[Chart and figure data]
◆ ◆ ◆
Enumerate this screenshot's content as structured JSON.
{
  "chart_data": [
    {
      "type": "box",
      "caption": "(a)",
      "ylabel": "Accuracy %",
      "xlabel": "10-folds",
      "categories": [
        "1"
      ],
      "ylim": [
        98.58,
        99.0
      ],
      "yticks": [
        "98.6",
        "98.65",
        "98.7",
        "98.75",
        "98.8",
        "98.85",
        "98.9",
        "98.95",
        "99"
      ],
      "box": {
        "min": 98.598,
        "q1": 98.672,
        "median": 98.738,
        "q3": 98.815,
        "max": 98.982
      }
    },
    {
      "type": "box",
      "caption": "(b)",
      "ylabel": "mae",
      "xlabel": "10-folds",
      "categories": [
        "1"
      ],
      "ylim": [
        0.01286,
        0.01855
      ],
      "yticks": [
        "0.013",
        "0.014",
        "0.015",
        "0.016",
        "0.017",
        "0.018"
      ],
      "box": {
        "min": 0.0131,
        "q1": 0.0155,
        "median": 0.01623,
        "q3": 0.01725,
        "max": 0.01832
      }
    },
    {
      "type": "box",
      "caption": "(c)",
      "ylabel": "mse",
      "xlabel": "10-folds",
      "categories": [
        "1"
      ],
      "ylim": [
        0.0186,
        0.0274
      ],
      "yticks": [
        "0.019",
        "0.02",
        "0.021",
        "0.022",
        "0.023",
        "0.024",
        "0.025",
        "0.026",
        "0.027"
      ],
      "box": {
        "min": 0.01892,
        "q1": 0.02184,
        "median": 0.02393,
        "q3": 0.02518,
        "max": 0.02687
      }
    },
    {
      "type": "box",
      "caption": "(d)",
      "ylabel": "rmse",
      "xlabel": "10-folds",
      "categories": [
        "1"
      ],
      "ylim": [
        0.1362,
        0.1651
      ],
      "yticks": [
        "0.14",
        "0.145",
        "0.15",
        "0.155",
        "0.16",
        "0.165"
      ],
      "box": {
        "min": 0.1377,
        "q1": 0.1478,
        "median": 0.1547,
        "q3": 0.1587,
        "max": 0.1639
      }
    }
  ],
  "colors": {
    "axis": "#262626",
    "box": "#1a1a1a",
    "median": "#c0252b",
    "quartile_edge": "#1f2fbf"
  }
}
◆ ◆ ◆
In the records above, find each line with the word "caption" and copy it.

      "caption": "(a)",
      "caption": "(b)",
      "caption": "(c)",
      "caption": "(d)",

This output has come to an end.